··· Material shown ···

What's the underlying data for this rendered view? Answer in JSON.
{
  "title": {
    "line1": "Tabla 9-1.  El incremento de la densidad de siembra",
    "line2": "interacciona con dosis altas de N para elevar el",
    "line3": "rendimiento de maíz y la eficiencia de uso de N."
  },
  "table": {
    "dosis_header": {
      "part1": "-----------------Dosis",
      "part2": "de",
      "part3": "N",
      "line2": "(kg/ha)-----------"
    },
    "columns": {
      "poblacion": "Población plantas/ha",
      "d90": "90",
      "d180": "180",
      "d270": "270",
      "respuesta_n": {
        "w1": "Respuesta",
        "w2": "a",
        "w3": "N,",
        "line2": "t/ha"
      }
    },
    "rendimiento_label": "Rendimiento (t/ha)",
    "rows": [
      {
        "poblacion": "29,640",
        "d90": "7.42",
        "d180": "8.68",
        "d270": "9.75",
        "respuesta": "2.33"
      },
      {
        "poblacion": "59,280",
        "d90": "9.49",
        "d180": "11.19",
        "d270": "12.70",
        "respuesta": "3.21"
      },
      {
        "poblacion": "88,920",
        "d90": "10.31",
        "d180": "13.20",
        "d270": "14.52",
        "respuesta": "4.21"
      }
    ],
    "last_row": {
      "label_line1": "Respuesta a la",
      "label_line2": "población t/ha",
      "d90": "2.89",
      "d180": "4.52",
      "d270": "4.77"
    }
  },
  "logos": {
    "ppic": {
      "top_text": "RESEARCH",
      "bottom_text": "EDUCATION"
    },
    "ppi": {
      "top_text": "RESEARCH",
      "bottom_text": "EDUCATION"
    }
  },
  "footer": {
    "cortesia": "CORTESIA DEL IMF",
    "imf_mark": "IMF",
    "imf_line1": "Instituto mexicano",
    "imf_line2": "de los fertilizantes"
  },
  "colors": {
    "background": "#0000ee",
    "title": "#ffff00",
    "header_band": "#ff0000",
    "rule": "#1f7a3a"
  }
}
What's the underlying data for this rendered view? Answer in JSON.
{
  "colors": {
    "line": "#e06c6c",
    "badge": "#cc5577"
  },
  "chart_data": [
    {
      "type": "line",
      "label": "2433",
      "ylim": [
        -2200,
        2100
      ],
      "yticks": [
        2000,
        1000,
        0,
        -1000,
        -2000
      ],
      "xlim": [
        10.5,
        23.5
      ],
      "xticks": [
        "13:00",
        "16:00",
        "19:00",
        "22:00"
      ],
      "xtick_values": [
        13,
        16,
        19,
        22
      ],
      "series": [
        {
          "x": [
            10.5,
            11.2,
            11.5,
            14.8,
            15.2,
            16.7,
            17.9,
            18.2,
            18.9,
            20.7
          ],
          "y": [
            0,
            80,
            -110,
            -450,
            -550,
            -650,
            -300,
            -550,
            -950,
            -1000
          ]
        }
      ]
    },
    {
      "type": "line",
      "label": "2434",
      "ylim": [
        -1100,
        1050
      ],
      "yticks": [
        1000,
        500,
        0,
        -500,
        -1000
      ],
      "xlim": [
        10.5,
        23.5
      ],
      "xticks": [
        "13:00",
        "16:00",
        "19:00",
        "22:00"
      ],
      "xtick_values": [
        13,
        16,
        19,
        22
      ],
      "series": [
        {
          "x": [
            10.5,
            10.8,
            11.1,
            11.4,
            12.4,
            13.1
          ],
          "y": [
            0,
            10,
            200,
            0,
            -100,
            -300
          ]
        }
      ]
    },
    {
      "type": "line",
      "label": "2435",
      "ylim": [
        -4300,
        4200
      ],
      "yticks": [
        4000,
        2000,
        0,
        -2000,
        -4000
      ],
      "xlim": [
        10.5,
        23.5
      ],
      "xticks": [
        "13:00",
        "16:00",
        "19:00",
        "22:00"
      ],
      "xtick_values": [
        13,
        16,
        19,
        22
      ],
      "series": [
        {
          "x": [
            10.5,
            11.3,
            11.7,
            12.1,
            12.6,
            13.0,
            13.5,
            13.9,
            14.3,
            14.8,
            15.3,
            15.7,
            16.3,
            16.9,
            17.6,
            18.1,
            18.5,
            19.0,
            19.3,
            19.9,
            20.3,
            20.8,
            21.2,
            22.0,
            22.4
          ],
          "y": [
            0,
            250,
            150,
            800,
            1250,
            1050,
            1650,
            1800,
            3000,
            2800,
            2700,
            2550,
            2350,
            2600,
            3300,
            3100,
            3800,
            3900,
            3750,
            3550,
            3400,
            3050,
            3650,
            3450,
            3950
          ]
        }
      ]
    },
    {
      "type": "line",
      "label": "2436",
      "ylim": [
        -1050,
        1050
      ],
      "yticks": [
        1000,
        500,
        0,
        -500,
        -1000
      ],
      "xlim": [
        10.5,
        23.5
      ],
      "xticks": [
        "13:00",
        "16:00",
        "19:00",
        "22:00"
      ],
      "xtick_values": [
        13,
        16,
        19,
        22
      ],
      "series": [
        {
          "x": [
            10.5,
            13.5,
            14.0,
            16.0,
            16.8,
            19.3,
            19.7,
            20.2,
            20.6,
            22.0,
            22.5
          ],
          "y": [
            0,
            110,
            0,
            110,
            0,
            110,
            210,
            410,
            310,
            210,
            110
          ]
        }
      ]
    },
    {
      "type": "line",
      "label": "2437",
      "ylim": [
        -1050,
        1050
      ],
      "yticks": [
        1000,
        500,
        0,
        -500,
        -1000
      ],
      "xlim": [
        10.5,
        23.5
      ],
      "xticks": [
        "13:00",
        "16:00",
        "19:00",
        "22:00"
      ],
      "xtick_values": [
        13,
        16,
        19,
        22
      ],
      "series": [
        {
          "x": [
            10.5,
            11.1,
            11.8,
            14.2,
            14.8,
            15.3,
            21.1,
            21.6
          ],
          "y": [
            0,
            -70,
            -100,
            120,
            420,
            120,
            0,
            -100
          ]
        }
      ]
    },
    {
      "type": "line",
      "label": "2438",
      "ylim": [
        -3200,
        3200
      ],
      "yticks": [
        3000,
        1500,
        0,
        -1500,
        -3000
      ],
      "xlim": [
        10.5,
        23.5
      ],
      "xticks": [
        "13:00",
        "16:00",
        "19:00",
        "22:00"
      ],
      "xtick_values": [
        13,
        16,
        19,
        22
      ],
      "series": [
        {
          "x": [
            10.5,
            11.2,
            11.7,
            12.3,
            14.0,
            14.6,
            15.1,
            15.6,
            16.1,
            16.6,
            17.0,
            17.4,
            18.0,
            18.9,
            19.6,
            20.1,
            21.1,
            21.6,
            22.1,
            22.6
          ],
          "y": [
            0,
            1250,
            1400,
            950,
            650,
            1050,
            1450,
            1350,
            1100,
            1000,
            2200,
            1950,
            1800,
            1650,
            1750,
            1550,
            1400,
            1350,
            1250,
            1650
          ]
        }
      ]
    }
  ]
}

···

What you are asked to do: Set down the listing above in full, please, exactly as it appears.

Answer for the task:
What's the underlying data for this rendered view? Answer in JSON.
{
  "title": {
    "line1": "Tabla 9-1.  El incremento de la densidad de siembra",
    "line2": "interacciona con dosis altas de N para elevar el",
    "line3": "rendimiento de maíz y la eficiencia de uso de N."
  },
  "table": {
    "dosis_header": {
      "part1": "-----------------Dosis",
      "part2": "de",
      "part3": "N",
      "line2": "(kg/ha)-----------"
    },
    "columns": {
      "poblacion": "Población plantas/ha",
      "d90": "90",
      "d180": "180",
      "d270": "270",
      "respuesta_n": {
        "w1": "Respuesta",
        "w2": "a",
        "w3": "N,",
        "line2": "t/ha"
      }
    },
    "rendimiento_label": "Rendimiento (t/ha)",
    "rows": [
      {
        "poblacion": "29,640",
        "d90": "7.42",
        "d180": "8.68",
        "d270": "9.75",
        "respuesta": "2.33"
      },
      {
        "poblacion": "59,280",
        "d90": "9.49",
        "d180": "11.19",
        "d270": "12.70",
        "respuesta": "3.21"
      },
      {
        "poblacion": "88,920",
        "d90": "10.31",
        "d180": "13.20",
        "d270": "14.52",
        "respuesta": "4.21"
      }
    ],
    "last_row": {
      "label_line1": "Respuesta a la",
      "label_line2": "población t/ha",
      "d90": "2.89",
      "d180": "4.52",
      "d270": "4.77"
    }
  },
  "logos": {
    "ppic": {
      "top_text": "RESEARCH",
      "bottom_text": "EDUCATION"
    },
    "ppi": {
      "top_text": "RESEARCH",
      "bottom_text": "EDUCATION"
    }
  },
  "footer": {
    "cortesia": "CORTESIA DEL IMF",
    "imf_mark": "IMF",
    "imf_line1": "Instituto mexicano",
    "imf_line2": "de los fertilizantes"
  },
  "colors": {
    "background": "#0000ee",
    "title": "#ffff00",
    "header_band": "#ff0000",
    "rule": "#1f7a3a"
  }
}
What's the underlying data for this rendered view? Answer in JSON.
{
  "colors": {
    "line": "#e06c6c",
    "badge": "#cc5577"
  },
  "chart_data": [
    {
      "type": "line",
      "label": "2433",
      "ylim": [
        -2200,
        2100
      ],
      "yticks": [
        2000,
        1000,
        0,
        -1000,
        -2000
      ],
      "xlim": [
        10.5,
        23.5
      ],
      "xticks": [
        "13:00",
        "16:00",
        "19:00",
        "22:00"
      ],
      "xtick_values": [
        13,
        16,
        19,
        22
      ],
      "series": [
        {
          "x": [
            10.5,
            11.2,
            11.5,
            14.8,
            15.2,
            16.7,
            17.9,
            18.2,
            18.9,
            20.7
          ],
          "y": [
            0,
            80,
            -110,
            -450,
            -550,
            -650,
            -300,
            -550,
            -950,
            -1000
          ]
        }
      ]
    },
    {
      "type": "line",
      "label": "2434",
      "ylim": [
        -1100,
        1050
      ],
      "yticks": [
        1000,
        500,
        0,
        -500,
        -1000
      ],
      "xlim": [
        10.5,
        23.5
      ],
      "xticks": [
        "13:00",
        "16:00",
        "19:00",
        "22:00"
      ],
      "xtick_values": [
        13,
        16,
        19,
        22
      ],
      "series": [
        {
          "x": [
            10.5,
            10.8,
            11.1,
            11.4,
            12.4,
            13.1
          ],
          "y": [
            0,
            10,
            200,
            0,
            -100,
            -300
          ]
        }
      ]
    },
    {
      "type": "line",
      "label": "2435",
      "ylim": [
        -4300,
        4200
      ],
      "yticks": [
        4000,
        2000,
        0,
        -2000,
        -4000
      ],
      "xlim": [
        10.5,
        23.5
      ],
      "xticks": [
        "13:00",
        "16:00",
        "19:00",
        "22:00"
      ],
      "xtick_values": [
        13,
        16,
        19,
        22
      ],
      "series": [
        {
          "x": [
            10.5,
            11.3,
            11.7,
            12.1,
            12.6,
            13.0,
            13.5,
            13.9,
            14.3,
            14.8,
            15.3,
            15.7,
            16.3,
            16.9,
            17.6,
            18.1,
            18.5,
            19.0,
            19.3,
            19.9,
            20.3,
            20.8,
            21.2,
            22.0,
            22.4
          ],
          "y": [
            0,
            250,
            150,
            800,
            1250,
            1050,
            1650,
            1800,
            3000,
            2800,
            2700,
            2550,
            2350,
            2600,
            3300,
            3100,
            3800,
            3900,
            3750,
            3550,
            3400,
            3050,
            3650,
            3450,
            3950
          ]
        }
      ]
    },
    {
      "type": "line",
      "label": "2436",
      "ylim": [
        -1050,
        1050
      ],
      "yticks": [
        1000,
        500,
        0,
        -500,
        -1000
      ],
      "xlim": [
        10.5,
        23.5
      ],
      "xticks": [
        "13:00",
        "16:00",
        "19:00",
        "22:00"
      ],
      "xtick_values": [
        13,
        16,
        19,
        22
      ],
      "series": [
        {
          "x": [
            10.5,
            13.5,
            14.0,
            16.0,
            16.8,
            19.3,
            19.7,
            20.2,
            20.6,
            22.0,
            22.5
          ],
          "y": [
            0,
            110,
            0,
            110,
            0,
            110,
            210,
            410,
            310,
            210,
            110
          ]
        }
      ]
    },
    {
      "type": "line",
      "label": "2437",
      "ylim": [
        -1050,
        1050
      ],
      "yticks": [
        1000,
        500,
        0,
        -500,
        -1000
      ],
      "xlim": [
        10.5,
        23.5
      ],
      "xticks": [
        "13:00",
        "16:00",
        "19:00",
        "22:00"
      ],
      "xtick_values": [
        13,
        16,
        19,
        22
      ],
      "series": [
        {
          "x": [
            10.5,
            11.1,
            11.8,
            14.2,
            14.8,
            15.3,
            21.1,
            21.6
          ],
          "y": [
            0,
            -70,
            -100,
            120,
            420,
            120,
            0,
            -100
          ]
        }
      ]
    },
    {
      "type": "line",
      "label": "2438",
      "ylim": [
        -3200,
        3200
      ],
      "yticks": [
        3000,
        1500,
        0,
        -1500,
        -3000
      ],
      "xlim": [
        10.5,
        23.5
      ],
      "xticks": [
        "13:00",
        "16:00",
        "19:00",
        "22:00"
      ],
      "xtick_values": [
        13,
        16,
        19,
        22
      ],
      "series": [
        {
          "x": [
            10.5,
            11.2,
            11.7,
            12.3,
            14.0,
            14.6,
            15.1,
            15.6,
            16.1,
            16.6,
            17.0,
            17.4,
            18.0,
            18.9,
            19.6,
            20.1,
            21.1,
            21.6,
            22.1,
            22.6
          ],
          "y": [
            0,
            1250,
            1400,
            950,
            650,
            1050,
            1450,
            1350,
            1100,
            1000,
            2200,
            1950,
            1800,
            1650,
            1750,
            1550,
            1400,
            1350,
            1250,
            1650
          ]
        }
      ]
    }
  ]
}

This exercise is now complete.